§ **YOUR TASK**
Give every entry again, word for word.

§ **SUPPLIED MATERIAL**
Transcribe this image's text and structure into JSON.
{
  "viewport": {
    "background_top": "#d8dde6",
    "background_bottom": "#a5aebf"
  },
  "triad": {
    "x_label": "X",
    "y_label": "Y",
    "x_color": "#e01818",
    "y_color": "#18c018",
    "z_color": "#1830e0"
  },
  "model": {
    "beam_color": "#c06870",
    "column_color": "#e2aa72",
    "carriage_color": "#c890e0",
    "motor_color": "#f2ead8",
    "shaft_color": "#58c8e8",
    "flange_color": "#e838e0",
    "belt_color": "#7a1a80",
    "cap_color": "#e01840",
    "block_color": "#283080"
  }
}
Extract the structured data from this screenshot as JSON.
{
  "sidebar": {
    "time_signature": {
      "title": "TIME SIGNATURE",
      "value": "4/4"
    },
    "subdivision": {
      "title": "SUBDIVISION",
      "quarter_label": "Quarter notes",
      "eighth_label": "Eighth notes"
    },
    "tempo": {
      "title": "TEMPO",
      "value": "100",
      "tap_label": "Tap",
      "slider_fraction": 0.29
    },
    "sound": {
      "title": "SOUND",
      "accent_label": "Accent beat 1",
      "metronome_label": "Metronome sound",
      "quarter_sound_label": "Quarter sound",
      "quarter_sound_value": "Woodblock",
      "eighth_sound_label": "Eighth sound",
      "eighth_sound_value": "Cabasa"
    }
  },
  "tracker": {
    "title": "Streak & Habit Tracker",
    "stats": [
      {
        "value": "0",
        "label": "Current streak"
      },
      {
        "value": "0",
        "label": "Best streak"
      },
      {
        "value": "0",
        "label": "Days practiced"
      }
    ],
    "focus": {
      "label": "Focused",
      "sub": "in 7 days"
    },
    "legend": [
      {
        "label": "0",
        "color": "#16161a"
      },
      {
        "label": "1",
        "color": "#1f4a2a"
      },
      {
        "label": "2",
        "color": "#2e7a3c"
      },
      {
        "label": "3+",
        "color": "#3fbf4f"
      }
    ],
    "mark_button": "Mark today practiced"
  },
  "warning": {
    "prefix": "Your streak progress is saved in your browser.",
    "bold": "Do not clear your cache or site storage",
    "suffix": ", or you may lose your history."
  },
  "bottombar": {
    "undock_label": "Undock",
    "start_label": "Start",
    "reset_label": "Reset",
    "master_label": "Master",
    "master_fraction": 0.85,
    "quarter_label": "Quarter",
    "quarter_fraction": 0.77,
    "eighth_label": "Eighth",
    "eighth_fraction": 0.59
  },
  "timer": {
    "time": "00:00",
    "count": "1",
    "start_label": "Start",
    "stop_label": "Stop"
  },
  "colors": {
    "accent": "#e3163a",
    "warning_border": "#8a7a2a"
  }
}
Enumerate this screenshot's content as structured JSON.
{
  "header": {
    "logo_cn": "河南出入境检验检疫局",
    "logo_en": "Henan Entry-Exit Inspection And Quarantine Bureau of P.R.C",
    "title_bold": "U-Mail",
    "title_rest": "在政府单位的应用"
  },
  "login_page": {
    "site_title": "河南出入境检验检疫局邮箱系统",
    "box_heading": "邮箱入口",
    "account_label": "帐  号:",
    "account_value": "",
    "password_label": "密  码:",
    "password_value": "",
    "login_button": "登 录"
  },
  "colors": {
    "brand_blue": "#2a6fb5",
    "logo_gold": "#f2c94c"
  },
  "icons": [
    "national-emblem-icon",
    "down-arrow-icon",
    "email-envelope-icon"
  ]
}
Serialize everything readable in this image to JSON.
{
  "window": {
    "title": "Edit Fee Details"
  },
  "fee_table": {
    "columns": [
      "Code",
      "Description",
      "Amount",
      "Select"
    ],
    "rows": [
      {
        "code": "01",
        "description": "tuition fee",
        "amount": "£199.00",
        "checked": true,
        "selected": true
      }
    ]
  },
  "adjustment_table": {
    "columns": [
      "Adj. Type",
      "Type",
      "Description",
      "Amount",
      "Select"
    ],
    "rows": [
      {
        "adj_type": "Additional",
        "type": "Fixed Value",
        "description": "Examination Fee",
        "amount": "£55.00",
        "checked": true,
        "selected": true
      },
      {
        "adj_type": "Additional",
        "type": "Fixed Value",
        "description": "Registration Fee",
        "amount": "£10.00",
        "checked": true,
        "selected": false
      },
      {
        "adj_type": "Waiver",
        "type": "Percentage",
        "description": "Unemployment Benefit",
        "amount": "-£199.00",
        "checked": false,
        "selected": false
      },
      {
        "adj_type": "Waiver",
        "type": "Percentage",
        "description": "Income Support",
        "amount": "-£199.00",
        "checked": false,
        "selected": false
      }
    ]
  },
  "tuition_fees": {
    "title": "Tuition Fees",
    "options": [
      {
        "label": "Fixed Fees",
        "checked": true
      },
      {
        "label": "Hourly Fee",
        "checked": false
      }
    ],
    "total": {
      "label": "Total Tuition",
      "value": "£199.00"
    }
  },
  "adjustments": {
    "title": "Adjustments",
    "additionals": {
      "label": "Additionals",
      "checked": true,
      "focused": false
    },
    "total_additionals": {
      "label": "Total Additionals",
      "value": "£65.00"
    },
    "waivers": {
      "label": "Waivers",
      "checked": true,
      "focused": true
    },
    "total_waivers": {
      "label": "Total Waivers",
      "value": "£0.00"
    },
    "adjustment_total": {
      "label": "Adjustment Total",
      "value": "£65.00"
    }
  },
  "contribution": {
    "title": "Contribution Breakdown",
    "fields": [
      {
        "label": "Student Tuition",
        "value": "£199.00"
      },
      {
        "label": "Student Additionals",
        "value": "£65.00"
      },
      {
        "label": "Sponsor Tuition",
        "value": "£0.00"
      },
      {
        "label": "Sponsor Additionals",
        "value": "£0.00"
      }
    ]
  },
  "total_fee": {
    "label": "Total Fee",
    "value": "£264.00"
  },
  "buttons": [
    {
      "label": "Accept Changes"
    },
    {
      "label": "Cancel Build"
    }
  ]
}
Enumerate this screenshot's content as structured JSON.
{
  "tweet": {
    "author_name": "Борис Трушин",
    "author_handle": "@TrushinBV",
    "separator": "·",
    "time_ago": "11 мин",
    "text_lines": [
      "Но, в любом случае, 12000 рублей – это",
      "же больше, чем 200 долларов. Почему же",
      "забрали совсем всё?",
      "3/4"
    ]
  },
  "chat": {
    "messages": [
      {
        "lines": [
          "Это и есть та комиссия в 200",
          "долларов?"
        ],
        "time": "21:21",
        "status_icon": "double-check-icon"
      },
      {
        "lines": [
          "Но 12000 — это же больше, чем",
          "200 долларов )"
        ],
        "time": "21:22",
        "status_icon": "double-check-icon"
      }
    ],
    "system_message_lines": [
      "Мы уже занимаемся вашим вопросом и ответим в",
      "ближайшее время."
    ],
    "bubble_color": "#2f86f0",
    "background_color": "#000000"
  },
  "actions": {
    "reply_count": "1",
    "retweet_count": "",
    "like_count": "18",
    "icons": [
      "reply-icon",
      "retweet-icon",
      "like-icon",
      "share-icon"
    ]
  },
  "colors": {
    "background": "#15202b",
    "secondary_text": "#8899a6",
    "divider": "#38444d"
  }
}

§ **RESULT FOR THIS EXERCISE**
Transcribe this image's text and structure into JSON.
{
  "viewport": {
    "background_top": "#d8dde6",
    "background_bottom": "#a5aebf"
  },
  "triad": {
    "x_label": "X",
    "y_label": "Y",
    "x_color": "#e01818",
    "y_color": "#18c018",
    "z_color": "#1830e0"
  },
  "model": {
    "beam_color": "#c06870",
    "column_color": "#e2aa72",
    "carriage_color": "#c890e0",
    "motor_color": "#f2ead8",
    "shaft_color": "#58c8e8",
    "flange_color": "#e838e0",
    "belt_color": "#7a1a80",
    "cap_color": "#e01840",
    "block_color": "#283080"
  }
}
Extract the structured data from this screenshot as JSON.
{
  "sidebar": {
    "time_signature": {
      "title": "TIME SIGNATURE",
      "value": "4/4"
    },
    "subdivision": {
      "title": "SUBDIVISION",
      "quarter_label": "Quarter notes",
      "eighth_label": "Eighth notes"
    },
    "tempo": {
      "title": "TEMPO",
      "value": "100",
      "tap_label": "Tap",
      "slider_fraction": 0.29
    },
    "sound": {
      "title": "SOUND",
      "accent_label": "Accent beat 1",
      "metronome_label": "Metronome sound",
      "quarter_sound_label": "Quarter sound",
      "quarter_sound_value": "Woodblock",
      "eighth_sound_label": "Eighth sound",
      "eighth_sound_value": "Cabasa"
    }
  },
  "tracker": {
    "title": "Streak & Habit Tracker",
    "stats": [
      {
        "value": "0",
        "label": "Current streak"
      },
      {
        "value": "0",
        "label": "Best streak"
      },
      {
        "value": "0",
        "label": "Days practiced"
      }
    ],
    "focus": {
      "label": "Focused",
      "sub": "in 7 days"
    },
    "legend": [
      {
        "label": "0",
        "color": "#16161a"
      },
      {
        "label": "1",
        "color": "#1f4a2a"
      },
      {
        "label": "2",
        "color": "#2e7a3c"
      },
      {
        "label": "3+",
        "color": "#3fbf4f"
      }
    ],
    "mark_button": "Mark today practiced"
  },
  "warning": {
    "prefix": "Your streak progress is saved in your browser.",
    "bold": "Do not clear your cache or site storage",
    "suffix": ", or you may lose your history."
  },
  "bottombar": {
    "undock_label": "Undock",
    "start_label": "Start",
    "reset_label": "Reset",
    "master_label": "Master",
    "master_fraction": 0.85,
    "quarter_label": "Quarter",
    "quarter_fraction": 0.77,
    "eighth_label": "Eighth",
    "eighth_fraction": 0.59
  },
  "timer": {
    "time": "00:00",
    "count": "1",
    "start_label": "Start",
    "stop_label": "Stop"
  },
  "colors": {
    "accent": "#e3163a",
    "warning_border": "#8a7a2a"
  }
}
Enumerate this screenshot's content as structured JSON.
{
  "header": {
    "logo_cn": "河南出入境检验检疫局",
    "logo_en": "Henan Entry-Exit Inspection And Quarantine Bureau of P.R.C",
    "title_bold": "U-Mail",
    "title_rest": "在政府单位的应用"
  },
  "login_page": {
    "site_title": "河南出入境检验检疫局邮箱系统",
    "box_heading": "邮箱入口",
    "account_label": "帐  号:",
    "account_value": "",
    "password_label": "密  码:",
    "password_value": "",
    "login_button": "登 录"
  },
  "colors": {
    "brand_blue": "#2a6fb5",
    "logo_gold": "#f2c94c"
  },
  "icons": [
    "national-emblem-icon",
    "down-arrow-icon",
    "email-envelope-icon"
  ]
}
Serialize everything readable in this image to JSON.
{
  "window": {
    "title": "Edit Fee Details"
  },
  "fee_table": {
    "columns": [
      "Code",
      "Description",
      "Amount",
      "Select"
    ],
    "rows": [
      {
        "code": "01",
        "description": "tuition fee",
        "amount": "£199.00",
        "checked": true,
        "selected": true
      }
    ]
  },
  "adjustment_table": {
    "columns": [
      "Adj. Type",
      "Type",
      "Description",
      "Amount",
      "Select"
    ],
    "rows": [
      {
        "adj_type": "Additional",
        "type": "Fixed Value",
        "description": "Examination Fee",
        "amount": "£55.00",
        "checked": true,
        "selected": true
      },
      {
        "adj_type": "Additional",
        "type": "Fixed Value",
        "description": "Registration Fee",
        "amount": "£10.00",
        "checked": true,
        "selected": false
      },
      {
        "adj_type": "Waiver",
        "type": "Percentage",
        "description": "Unemployment Benefit",
        "amount": "-£199.00",
        "checked": false,
        "selected": false
      },
      {
        "adj_type": "Waiver",
        "type": "Percentage",
        "description": "Income Support",
        "amount": "-£199.00",
        "checked": false,
        "selected": false
      }
    ]
  },
  "tuition_fees": {
    "title": "Tuition Fees",
    "options": [
      {
        "label": "Fixed Fees",
        "checked": true
      },
      {
        "label": "Hourly Fee",
        "checked": false
      }
    ],
    "total": {
      "label": "Total Tuition",
      "value": "£199.00"
    }
  },
  "adjustments": {
    "title": "Adjustments",
    "additionals": {
      "label": "Additionals",
      "checked": true,
      "focused": false
    },
    "total_additionals": {
      "label": "Total Additionals",
      "value": "£65.00"
    },
    "waivers": {
      "label": "Waivers",
      "checked": true,
      "focused": true
    },
    "total_waivers": {
      "label": "Total Waivers",
      "value": "£0.00"
    },
    "adjustment_total": {
      "label": "Adjustment Total",
      "value": "£65.00"
    }
  },
  "contribution": {
    "title": "Contribution Breakdown",
    "fields": [
      {
        "label": "Student Tuition",
        "value": "£199.00"
      },
      {
        "label": "Student Additionals",
        "value": "£65.00"
      },
      {
        "label": "Sponsor Tuition",
        "value": "£0.00"
      },
      {
        "label": "Sponsor Additionals",
        "value": "£0.00"
      }
    ]
  },
  "total_fee": {
    "label": "Total Fee",
    "value": "£264.00"
  },
  "buttons": [
    {
      "label": "Accept Changes"
    },
    {
      "label": "Cancel Build"
    }
  ]
}
Enumerate this screenshot's content as structured JSON.
{
  "tweet": {
    "author_name": "Борис Трушин",
    "author_handle": "@TrushinBV",
    "separator": "·",
    "time_ago": "11 мин",
    "text_lines": [
      "Но, в любом случае, 12000 рублей – это",
      "же больше, чем 200 долларов. Почему же",
      "забрали совсем всё?",
      "3/4"
    ]
  },
  "chat": {
    "messages": [
      {
        "lines": [
          "Это и есть та комиссия в 200",
          "долларов?"
        ],
        "time": "21:21",
        "status_icon": "double-check-icon"
      },
      {
        "lines": [
          "Но 12000 — это же больше, чем",
          "200 долларов )"
        ],
        "time": "21:22",
        "status_icon": "double-check-icon"
      }
    ],
    "system_message_lines": [
      "Мы уже занимаемся вашим вопросом и ответим в",
      "ближайшее время."
    ],
    "bubble_color": "#2f86f0",
    "background_color": "#000000"
  },
  "actions": {
    "reply_count": "1",
    "retweet_count": "",
    "like_count": "18",
    "icons": [
      "reply-icon",
      "retweet-icon",
      "like-icon",
      "share-icon"
    ]
  },
  "colors": {
    "background": "#15202b",
    "secondary_text": "#8899a6",
    "divider": "#38444d"
  }
}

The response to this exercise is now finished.